◆ Material supplied ◆
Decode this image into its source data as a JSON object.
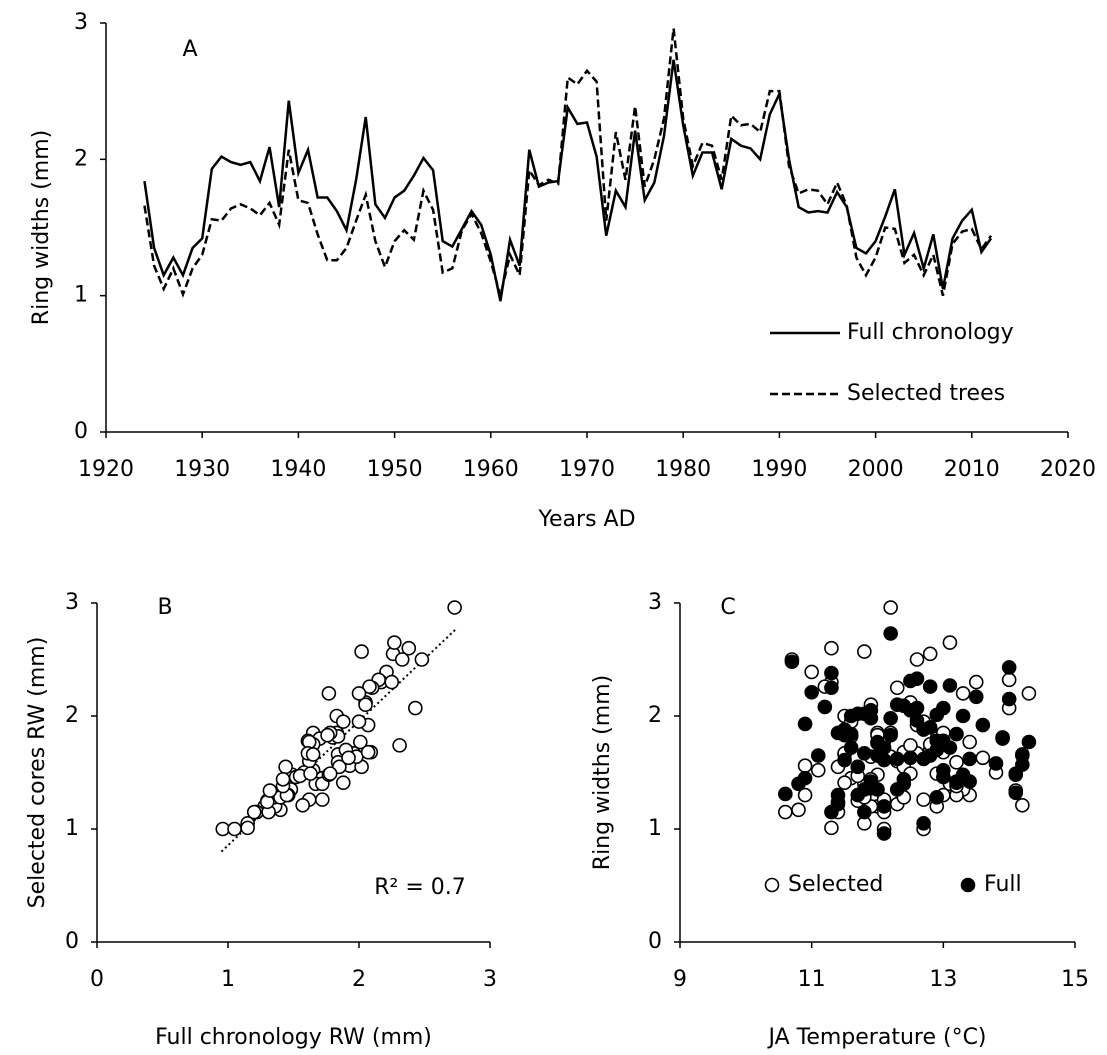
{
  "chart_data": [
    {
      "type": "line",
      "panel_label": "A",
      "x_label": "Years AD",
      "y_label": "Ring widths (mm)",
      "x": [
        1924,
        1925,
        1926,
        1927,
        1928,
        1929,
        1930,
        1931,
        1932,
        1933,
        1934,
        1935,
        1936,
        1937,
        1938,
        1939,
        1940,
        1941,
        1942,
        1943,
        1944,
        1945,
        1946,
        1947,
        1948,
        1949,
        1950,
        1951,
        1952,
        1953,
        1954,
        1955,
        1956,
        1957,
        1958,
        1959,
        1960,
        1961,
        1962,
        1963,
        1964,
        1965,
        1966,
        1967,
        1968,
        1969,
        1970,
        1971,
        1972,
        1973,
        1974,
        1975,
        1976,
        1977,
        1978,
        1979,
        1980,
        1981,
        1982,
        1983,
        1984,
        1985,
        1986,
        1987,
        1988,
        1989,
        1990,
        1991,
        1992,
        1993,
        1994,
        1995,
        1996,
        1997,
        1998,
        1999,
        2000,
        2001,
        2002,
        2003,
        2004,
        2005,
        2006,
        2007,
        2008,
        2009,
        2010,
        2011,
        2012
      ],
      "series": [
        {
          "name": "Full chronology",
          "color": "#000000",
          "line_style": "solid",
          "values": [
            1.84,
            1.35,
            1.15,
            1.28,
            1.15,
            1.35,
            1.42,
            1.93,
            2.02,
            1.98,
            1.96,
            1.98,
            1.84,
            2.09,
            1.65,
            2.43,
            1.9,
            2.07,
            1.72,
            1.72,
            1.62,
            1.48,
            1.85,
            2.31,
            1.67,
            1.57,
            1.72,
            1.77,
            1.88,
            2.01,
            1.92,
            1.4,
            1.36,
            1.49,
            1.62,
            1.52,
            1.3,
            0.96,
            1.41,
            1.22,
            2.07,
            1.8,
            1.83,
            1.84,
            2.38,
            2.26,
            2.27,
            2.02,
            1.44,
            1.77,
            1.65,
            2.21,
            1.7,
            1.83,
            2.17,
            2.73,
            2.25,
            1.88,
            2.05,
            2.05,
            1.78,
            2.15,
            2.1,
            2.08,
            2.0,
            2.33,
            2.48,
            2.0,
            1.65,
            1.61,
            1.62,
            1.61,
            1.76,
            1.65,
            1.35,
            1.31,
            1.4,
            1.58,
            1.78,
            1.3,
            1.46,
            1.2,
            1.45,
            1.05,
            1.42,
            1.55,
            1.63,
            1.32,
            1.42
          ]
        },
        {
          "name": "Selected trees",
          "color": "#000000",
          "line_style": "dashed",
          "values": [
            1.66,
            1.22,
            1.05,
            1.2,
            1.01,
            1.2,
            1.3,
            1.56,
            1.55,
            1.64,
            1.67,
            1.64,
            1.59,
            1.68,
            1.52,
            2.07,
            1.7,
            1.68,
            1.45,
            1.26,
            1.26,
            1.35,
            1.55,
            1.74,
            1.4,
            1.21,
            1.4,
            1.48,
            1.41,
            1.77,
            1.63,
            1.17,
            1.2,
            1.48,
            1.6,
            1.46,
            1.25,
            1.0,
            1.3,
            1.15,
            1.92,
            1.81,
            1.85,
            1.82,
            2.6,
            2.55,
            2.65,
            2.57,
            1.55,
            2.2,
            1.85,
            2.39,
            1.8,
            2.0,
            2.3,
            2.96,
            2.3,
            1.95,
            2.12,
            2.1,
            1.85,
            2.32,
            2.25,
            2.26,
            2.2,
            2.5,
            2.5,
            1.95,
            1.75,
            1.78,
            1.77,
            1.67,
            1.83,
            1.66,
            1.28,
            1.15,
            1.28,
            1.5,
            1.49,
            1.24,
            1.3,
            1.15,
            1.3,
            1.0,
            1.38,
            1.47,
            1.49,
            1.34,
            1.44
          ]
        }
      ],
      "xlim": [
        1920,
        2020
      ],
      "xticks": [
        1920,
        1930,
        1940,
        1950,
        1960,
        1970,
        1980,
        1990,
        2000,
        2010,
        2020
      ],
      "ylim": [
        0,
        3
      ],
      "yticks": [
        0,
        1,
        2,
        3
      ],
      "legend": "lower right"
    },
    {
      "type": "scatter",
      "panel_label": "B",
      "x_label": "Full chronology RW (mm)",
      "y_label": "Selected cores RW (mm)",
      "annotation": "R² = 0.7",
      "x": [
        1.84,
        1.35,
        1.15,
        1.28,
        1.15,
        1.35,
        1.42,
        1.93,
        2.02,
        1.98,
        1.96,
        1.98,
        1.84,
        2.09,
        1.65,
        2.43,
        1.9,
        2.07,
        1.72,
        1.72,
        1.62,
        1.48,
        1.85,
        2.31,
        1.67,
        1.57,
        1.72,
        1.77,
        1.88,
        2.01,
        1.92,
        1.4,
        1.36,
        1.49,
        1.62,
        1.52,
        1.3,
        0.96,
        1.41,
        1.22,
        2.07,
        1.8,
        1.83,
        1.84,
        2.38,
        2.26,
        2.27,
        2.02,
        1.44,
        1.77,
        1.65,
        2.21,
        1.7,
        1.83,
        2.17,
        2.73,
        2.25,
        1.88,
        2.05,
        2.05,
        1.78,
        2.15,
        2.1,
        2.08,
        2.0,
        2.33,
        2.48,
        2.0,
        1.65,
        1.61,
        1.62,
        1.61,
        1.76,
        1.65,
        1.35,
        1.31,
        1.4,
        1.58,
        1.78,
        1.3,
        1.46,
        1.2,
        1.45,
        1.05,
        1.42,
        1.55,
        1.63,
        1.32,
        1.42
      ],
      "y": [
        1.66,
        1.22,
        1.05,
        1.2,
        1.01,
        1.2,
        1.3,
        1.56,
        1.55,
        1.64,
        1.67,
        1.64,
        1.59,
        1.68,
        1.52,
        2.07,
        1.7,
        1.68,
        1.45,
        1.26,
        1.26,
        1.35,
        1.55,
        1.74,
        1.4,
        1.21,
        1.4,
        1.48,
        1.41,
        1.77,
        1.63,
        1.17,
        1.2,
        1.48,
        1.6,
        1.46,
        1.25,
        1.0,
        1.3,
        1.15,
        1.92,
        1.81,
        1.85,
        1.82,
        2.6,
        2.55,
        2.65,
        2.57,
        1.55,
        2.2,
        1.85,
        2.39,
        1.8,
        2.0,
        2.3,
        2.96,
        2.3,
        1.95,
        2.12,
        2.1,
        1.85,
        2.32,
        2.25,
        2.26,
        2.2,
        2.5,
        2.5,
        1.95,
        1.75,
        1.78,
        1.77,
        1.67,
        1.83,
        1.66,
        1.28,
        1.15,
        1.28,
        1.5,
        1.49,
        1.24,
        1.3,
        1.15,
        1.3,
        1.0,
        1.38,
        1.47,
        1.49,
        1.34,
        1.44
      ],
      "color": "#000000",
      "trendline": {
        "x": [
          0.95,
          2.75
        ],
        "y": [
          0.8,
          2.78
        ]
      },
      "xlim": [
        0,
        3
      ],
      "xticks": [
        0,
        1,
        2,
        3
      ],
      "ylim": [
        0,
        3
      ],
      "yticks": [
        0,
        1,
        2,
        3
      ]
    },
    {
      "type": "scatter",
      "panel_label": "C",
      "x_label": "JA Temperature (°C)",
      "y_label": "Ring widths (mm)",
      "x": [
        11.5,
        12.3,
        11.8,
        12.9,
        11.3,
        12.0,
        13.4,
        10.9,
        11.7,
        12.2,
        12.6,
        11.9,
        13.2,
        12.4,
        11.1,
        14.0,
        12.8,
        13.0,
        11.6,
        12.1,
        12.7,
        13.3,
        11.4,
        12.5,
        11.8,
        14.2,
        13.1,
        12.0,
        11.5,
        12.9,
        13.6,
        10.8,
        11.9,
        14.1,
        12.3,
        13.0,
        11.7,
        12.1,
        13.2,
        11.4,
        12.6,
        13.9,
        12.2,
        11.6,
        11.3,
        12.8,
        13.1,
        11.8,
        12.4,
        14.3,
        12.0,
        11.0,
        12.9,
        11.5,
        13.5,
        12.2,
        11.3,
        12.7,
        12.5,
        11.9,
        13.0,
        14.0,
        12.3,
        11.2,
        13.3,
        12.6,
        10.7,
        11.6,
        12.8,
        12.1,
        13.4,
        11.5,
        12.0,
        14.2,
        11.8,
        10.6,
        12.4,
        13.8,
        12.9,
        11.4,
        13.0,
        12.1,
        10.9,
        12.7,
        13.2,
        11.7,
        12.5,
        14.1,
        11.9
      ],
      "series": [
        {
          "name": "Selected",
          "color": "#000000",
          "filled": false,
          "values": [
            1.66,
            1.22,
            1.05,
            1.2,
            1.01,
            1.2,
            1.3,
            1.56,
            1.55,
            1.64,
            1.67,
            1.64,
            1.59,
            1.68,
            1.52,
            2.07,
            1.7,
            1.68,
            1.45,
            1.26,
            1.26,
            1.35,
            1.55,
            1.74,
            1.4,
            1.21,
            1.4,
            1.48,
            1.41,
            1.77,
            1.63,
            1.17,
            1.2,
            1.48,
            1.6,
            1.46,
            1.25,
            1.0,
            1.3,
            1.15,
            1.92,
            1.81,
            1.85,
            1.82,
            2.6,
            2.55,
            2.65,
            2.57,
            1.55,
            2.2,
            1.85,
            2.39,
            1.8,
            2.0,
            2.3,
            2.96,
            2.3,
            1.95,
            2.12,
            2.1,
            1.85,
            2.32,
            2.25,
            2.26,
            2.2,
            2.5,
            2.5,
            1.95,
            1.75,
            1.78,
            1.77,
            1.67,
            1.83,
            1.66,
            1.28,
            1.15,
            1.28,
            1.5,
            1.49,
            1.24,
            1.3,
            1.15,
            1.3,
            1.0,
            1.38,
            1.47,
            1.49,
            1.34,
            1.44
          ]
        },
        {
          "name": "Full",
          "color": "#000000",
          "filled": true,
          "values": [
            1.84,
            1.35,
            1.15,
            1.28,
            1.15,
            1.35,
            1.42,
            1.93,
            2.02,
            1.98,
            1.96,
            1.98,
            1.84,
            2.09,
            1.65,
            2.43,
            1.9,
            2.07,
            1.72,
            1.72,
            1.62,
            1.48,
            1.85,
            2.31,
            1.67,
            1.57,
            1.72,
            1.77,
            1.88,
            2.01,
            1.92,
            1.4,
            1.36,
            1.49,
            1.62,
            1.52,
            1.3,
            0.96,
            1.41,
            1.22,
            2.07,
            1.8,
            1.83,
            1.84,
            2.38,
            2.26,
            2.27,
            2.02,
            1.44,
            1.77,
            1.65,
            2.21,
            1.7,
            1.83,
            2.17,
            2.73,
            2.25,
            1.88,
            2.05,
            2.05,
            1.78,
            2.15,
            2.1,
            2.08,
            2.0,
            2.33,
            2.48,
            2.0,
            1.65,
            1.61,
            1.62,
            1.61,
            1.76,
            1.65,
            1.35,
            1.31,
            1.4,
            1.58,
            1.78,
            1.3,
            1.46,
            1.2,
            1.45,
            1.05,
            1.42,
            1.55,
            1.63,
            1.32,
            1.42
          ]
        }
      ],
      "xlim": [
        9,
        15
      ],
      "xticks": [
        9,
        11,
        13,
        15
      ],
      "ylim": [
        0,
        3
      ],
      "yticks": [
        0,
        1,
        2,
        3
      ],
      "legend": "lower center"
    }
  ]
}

◆ Task directions ◆
Tally the lines holding the string "chronology" and give only the count.

◆ Correct response ◆
2